[Figure record listings]
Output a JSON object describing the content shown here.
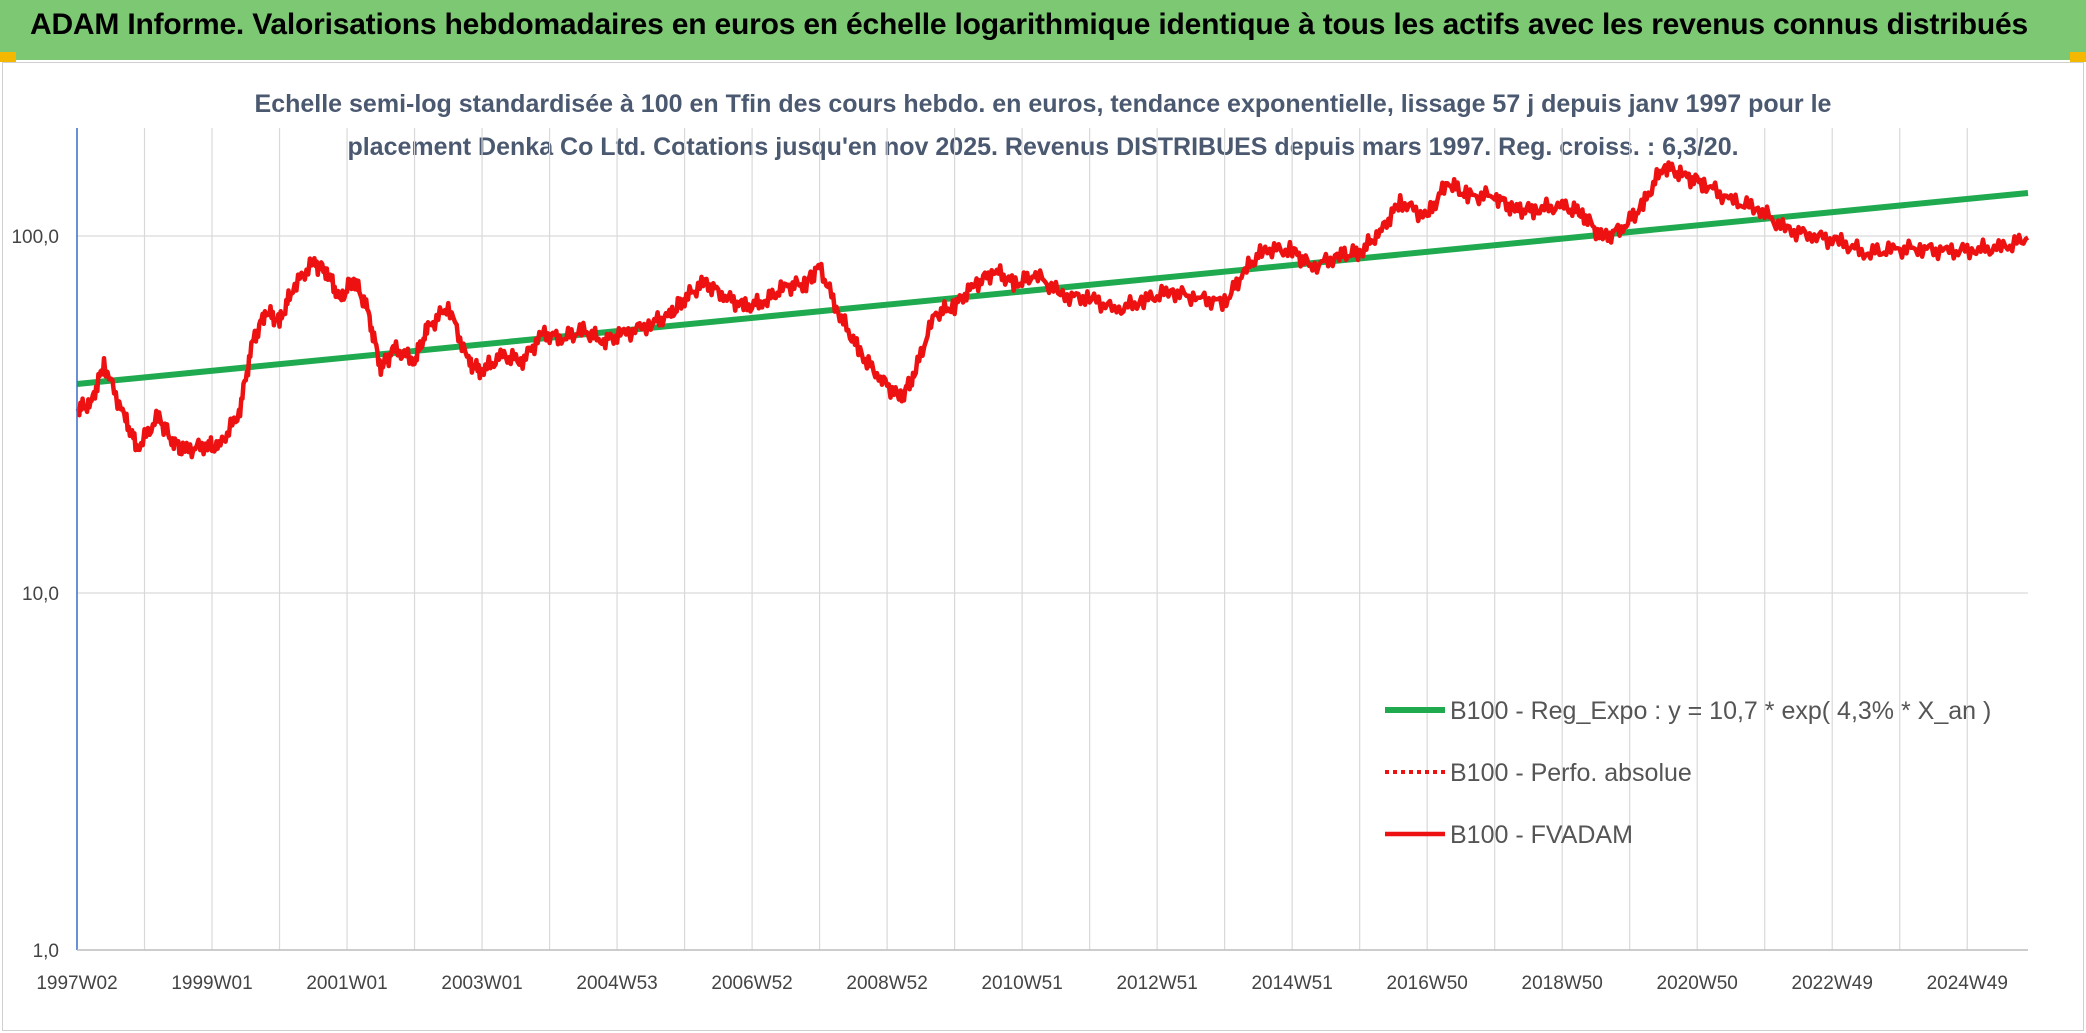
{
  "header": {
    "title": "ADAM Informe. Valorisations hebdomadaires en euros en échelle logarithmique identique à tous les actifs avec les revenus connus distribués"
  },
  "colors": {
    "banner": "#7dc873",
    "trend": "#1faa4f",
    "series": "#ee1111",
    "grid": "#d9d9d9",
    "axis": "#3b6fc8",
    "corner": "#f5b800"
  },
  "chart_data": {
    "type": "line",
    "title_line1": "Echelle semi-log standardisée à 100 en Tfin des cours hebdo. en euros, tendance exponentielle, lissage 57 j depuis janv 1997 pour le",
    "title_line2": "placement Denka Co Ltd. Cotations jusqu'en nov 2025. Revenus DISTRIBUES depuis mars 1997. Reg. croiss. : 6,3/20.",
    "y_scale": "log",
    "ylim": [
      1,
      180
    ],
    "y_ticks": [
      "1,0",
      "10,0",
      "100,0"
    ],
    "y_tick_values": [
      1,
      10,
      100
    ],
    "x_range": [
      1997.0,
      2025.9
    ],
    "x_ticks": [
      "1997W02",
      "1999W01",
      "2001W01",
      "2003W01",
      "2004W53",
      "2006W52",
      "2008W52",
      "2010W51",
      "2012W51",
      "2014W51",
      "2016W50",
      "2018W50",
      "2020W50",
      "2022W49",
      "2024W49"
    ],
    "grid": true,
    "legend_position": "bottom-right",
    "series": [
      {
        "name": "B100 - Reg_Expo : y = 10,7 * exp( 4,3% *  X_an )",
        "style": "solid-green",
        "x": [
          1997.0,
          2025.9
        ],
        "y": [
          38.5,
          132
        ]
      },
      {
        "name": "B100 - Perfo. absolue",
        "style": "dotted-red",
        "x": [],
        "y": []
      },
      {
        "name": "B100 - FVADAM",
        "style": "solid-red",
        "x": [
          1997.0,
          1997.2,
          1997.4,
          1997.7,
          1997.9,
          1998.2,
          1998.4,
          1998.6,
          1998.9,
          1999.1,
          1999.4,
          1999.6,
          1999.8,
          2000.0,
          2000.2,
          2000.5,
          2000.7,
          2000.9,
          2001.1,
          2001.3,
          2001.5,
          2001.7,
          2002.0,
          2002.2,
          2002.5,
          2002.8,
          2003.0,
          2003.3,
          2003.6,
          2003.9,
          2004.2,
          2004.5,
          2004.8,
          2005.1,
          2005.5,
          2005.8,
          2006.0,
          2006.3,
          2006.6,
          2006.9,
          2007.2,
          2007.5,
          2007.8,
          2008.0,
          2008.3,
          2008.6,
          2008.9,
          2009.2,
          2009.4,
          2009.7,
          2010.0,
          2010.3,
          2010.6,
          2010.9,
          2011.2,
          2011.6,
          2012.0,
          2012.4,
          2012.8,
          2013.2,
          2013.6,
          2014.0,
          2014.3,
          2014.6,
          2015.0,
          2015.3,
          2015.7,
          2016.0,
          2016.3,
          2016.6,
          2017.0,
          2017.3,
          2017.6,
          2018.0,
          2018.3,
          2018.6,
          2019.0,
          2019.3,
          2019.6,
          2019.9,
          2020.2,
          2020.5,
          2020.8,
          2021.1,
          2021.5,
          2021.9,
          2022.3,
          2022.7,
          2023.1,
          2023.5,
          2023.9,
          2024.3,
          2024.7,
          2025.1,
          2025.5,
          2025.9
        ],
        "y": [
          33,
          33.5,
          44,
          31,
          25.5,
          31,
          27,
          25,
          26,
          25.5,
          32,
          50,
          62,
          57,
          72,
          84,
          80,
          66,
          76,
          62,
          43,
          48,
          45,
          55,
          64,
          44,
          42,
          46,
          45,
          53,
          52,
          54,
          51,
          53,
          57,
          60,
          67,
          74,
          68,
          63,
          66,
          72,
          74,
          82,
          60,
          47,
          40,
          35,
          41,
          60,
          64,
          73,
          80,
          73,
          78,
          68,
          67,
          62,
          66,
          70,
          67,
          65,
          80,
          92,
          91,
          82,
          88,
          90,
          102,
          125,
          113,
          142,
          129,
          130,
          118,
          119,
          121,
          116,
          98,
          106,
          122,
          158,
          147,
          141,
          125,
          120,
          104,
          101,
          96,
          90,
          91,
          93,
          90,
          92,
          92,
          99
        ]
      }
    ]
  }
}
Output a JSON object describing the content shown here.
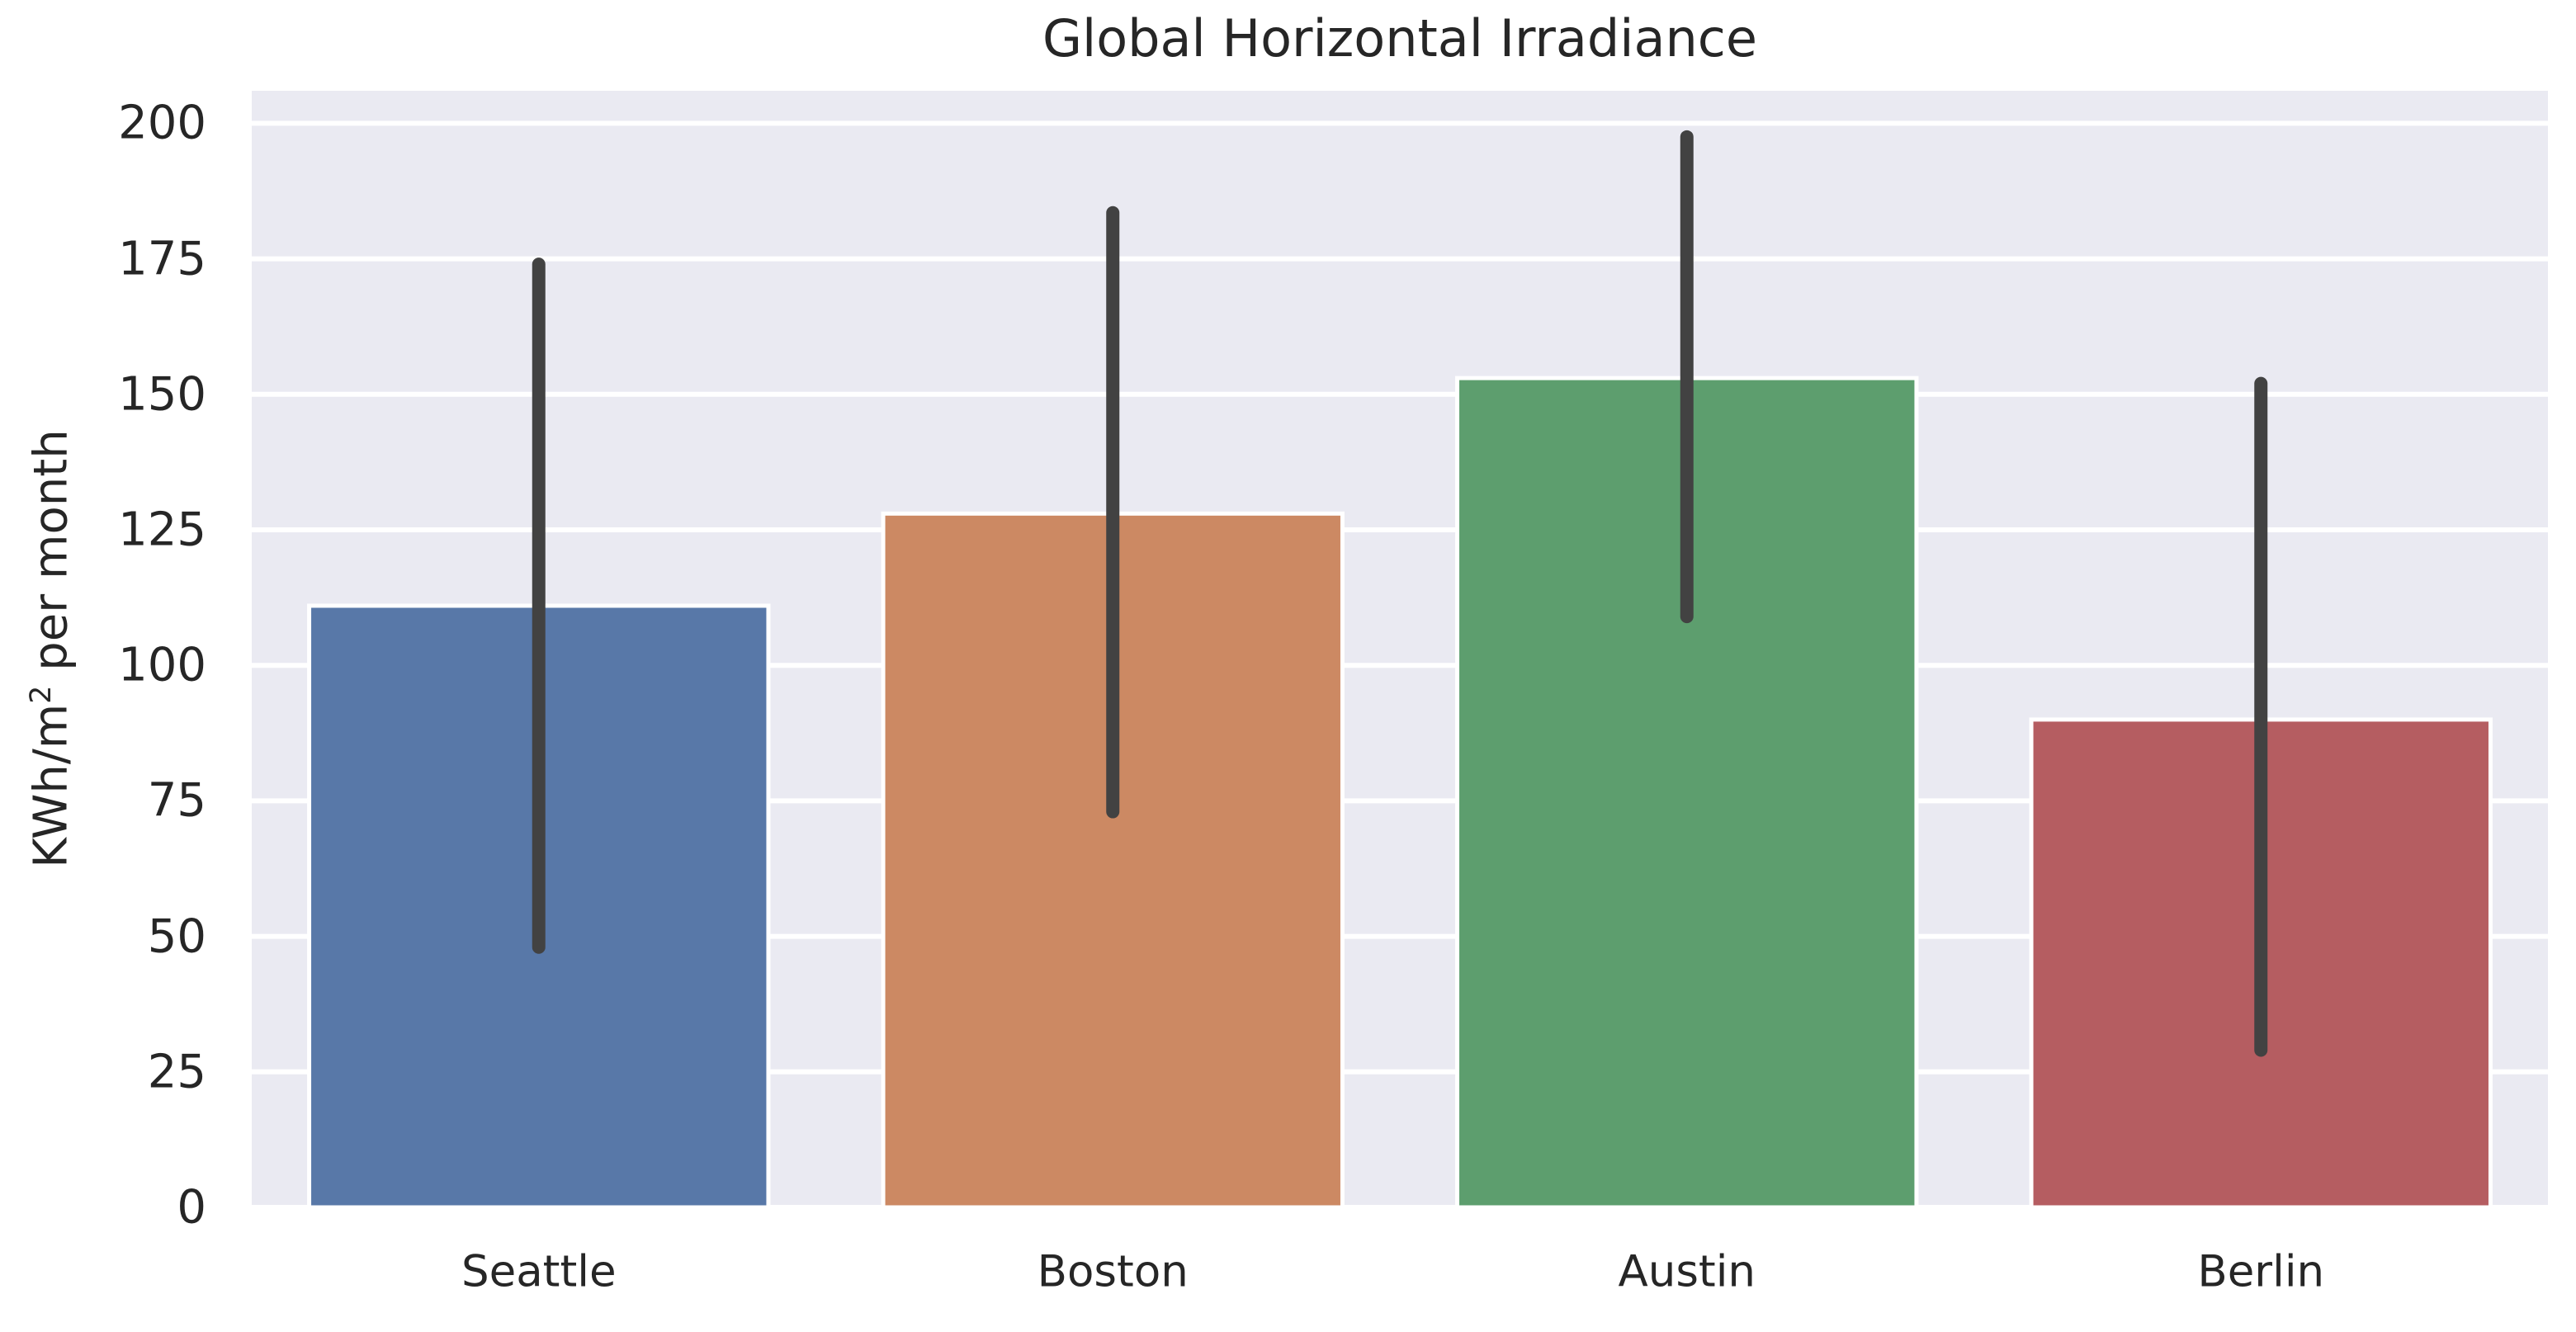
{
  "title": "Global Horizontal Irradiance",
  "y_axis": {
    "label_prefix": "KWh/m",
    "label_sup": "2",
    "label_suffix": " per month",
    "ticks": [
      0,
      25,
      50,
      75,
      100,
      125,
      150,
      175,
      200
    ]
  },
  "chart_data": {
    "type": "bar",
    "title": "Global Horizontal Irradiance",
    "xlabel": "",
    "ylabel": "KWh/m2 per month",
    "categories": [
      "Seattle",
      "Boston",
      "Austin",
      "Berlin"
    ],
    "values": [
      111,
      128,
      153,
      90
    ],
    "error_low": [
      48,
      73,
      109,
      29
    ],
    "error_high": [
      174,
      183.5,
      197.5,
      152
    ],
    "ylim": [
      0,
      206
    ],
    "ytick_step": 25,
    "grid": "horizontal white gridlines on",
    "legend_position": "none",
    "bar_colors": [
      "#5878a8",
      "#cc8963",
      "#5d9e6e",
      "#b55d61"
    ],
    "bar_edge_color": "#ffffff",
    "error_bar_color": "#424242",
    "plot_background": "#eaeaf2",
    "grid_color": "#ffffff",
    "text_color": "#262626"
  }
}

## Directions for this task
Show the lines of the records that contain the word "euros".

## Solution
    "title": "ADAM Informe. Valorisations hebdomadaires en euros en échelle logarithmique identique à tous les actifs avec les revenus connus distribués"
    "title_line1": "Echelle semi-log standardisée à 100 en Tfin des cours hebdo. en euros, tendance exponentielle, lissage 57 j depuis janv 1997 pour le",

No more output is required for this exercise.